** Set exercise **
Below is the data. Give it again, complete and exact.

** Supplied material **
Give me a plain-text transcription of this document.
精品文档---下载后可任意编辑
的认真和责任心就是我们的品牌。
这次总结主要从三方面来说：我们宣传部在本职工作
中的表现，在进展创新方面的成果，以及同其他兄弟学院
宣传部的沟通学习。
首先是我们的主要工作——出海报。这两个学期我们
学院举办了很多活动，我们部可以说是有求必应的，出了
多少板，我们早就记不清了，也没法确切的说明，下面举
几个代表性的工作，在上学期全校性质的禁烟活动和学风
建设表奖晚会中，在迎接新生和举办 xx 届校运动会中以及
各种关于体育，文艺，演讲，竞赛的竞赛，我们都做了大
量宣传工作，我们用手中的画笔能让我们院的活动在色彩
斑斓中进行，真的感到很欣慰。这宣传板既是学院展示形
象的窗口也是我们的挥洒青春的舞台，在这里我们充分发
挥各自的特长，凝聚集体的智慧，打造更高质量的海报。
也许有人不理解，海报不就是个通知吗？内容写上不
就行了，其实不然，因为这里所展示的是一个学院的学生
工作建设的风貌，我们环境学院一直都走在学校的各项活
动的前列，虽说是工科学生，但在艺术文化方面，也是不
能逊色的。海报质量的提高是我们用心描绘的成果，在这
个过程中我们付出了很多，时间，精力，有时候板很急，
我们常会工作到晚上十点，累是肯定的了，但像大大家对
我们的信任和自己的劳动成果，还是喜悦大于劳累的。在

** Exercise output **
Give me a plain-text transcription of this document.
精品文档---下载后可任意编辑
的认真和责任心就是我们的品牌。
这次总结主要从三方面来说：我们宣传部在本职工作
中的表现，在进展创新方面的成果，以及同其他兄弟学院
宣传部的沟通学习。
首先是我们的主要工作——出海报。这两个学期我们
学院举办了很多活动，我们部可以说是有求必应的，出了
多少板，我们早就记不清了，也没法确切的说明，下面举
几个代表性的工作，在上学期全校性质的禁烟活动和学风
建设表奖晚会中，在迎接新生和举办 xx 届校运动会中以及
各种关于体育，文艺，演讲，竞赛的竞赛，我们都做了大
量宣传工作，我们用手中的画笔能让我们院的活动在色彩
斑斓中进行，真的感到很欣慰。这宣传板既是学院展示形
象的窗口也是我们的挥洒青春的舞台，在这里我们充分发
挥各自的特长，凝聚集体的智慧，打造更高质量的海报。
也许有人不理解，海报不就是个通知吗？内容写上不
就行了，其实不然，因为这里所展示的是一个学院的学生
工作建设的风貌，我们环境学院一直都走在学校的各项活
动的前列，虽说是工科学生，但在艺术文化方面，也是不
能逊色的。海报质量的提高是我们用心描绘的成果，在这
个过程中我们付出了很多，时间，精力，有时候板很急，
我们常会工作到晚上十点，累是肯定的了，但像大大家对
我们的信任和自己的劳动成果，还是喜悦大于劳累的。在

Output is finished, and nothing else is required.